[START Record list]

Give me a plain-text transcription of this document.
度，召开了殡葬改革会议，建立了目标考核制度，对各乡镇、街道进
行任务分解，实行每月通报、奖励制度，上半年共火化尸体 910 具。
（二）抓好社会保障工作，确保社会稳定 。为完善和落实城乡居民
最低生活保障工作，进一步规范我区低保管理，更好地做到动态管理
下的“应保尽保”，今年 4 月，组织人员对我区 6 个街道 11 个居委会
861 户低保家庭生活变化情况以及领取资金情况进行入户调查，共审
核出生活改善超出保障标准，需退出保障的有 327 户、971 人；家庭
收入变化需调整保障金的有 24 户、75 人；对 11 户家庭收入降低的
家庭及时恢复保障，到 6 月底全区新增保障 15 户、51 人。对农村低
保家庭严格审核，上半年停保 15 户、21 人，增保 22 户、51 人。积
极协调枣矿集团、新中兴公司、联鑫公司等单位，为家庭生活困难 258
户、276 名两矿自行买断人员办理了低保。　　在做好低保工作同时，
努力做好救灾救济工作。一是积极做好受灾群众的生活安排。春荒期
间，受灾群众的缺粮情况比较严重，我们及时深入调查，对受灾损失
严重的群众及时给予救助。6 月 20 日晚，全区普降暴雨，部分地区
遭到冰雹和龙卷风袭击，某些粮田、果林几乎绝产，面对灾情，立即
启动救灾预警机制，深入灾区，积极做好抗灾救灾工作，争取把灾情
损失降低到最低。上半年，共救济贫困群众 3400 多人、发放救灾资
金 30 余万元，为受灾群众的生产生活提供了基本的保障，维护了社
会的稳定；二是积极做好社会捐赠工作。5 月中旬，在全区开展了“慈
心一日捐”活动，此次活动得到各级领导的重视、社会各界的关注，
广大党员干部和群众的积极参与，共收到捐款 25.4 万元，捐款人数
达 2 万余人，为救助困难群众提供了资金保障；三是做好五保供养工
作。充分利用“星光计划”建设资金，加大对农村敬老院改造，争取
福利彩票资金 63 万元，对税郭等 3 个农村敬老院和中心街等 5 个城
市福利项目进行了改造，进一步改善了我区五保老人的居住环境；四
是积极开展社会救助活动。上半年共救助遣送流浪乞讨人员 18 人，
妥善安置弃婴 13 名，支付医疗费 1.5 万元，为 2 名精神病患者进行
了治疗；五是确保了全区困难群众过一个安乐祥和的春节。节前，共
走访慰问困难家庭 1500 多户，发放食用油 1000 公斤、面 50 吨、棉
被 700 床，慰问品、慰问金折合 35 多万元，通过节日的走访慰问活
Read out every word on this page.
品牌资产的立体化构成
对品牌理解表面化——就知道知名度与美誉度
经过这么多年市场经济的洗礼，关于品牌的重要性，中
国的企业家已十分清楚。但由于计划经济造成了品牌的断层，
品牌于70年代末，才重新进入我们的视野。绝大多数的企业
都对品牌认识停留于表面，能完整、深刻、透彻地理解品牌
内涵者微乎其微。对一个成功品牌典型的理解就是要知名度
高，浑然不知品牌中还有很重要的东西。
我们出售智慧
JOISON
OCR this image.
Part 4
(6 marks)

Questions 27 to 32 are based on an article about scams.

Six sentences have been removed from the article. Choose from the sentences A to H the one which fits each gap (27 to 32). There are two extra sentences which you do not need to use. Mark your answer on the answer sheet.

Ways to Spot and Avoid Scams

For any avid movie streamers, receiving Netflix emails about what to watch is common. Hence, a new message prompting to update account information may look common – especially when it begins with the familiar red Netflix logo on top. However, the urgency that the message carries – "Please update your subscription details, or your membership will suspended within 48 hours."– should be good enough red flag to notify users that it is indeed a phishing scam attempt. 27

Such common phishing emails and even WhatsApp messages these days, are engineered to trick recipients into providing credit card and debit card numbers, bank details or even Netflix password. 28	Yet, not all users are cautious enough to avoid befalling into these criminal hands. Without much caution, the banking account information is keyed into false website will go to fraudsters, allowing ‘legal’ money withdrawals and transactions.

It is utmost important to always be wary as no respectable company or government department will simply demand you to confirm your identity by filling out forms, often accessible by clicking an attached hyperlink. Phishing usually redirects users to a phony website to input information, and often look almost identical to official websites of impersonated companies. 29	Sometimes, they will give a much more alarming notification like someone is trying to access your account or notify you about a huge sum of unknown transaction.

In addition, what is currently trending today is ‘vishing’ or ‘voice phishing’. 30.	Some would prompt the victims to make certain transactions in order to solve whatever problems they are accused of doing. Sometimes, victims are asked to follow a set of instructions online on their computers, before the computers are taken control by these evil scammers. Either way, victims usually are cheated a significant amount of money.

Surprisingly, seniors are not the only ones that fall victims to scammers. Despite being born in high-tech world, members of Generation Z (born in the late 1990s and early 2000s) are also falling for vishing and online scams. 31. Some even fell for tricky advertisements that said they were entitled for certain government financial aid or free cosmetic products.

[END Record list]

(Stated problem)
Report how many lines above hold the string "this", giving nothing but the number.

(Correct result)
3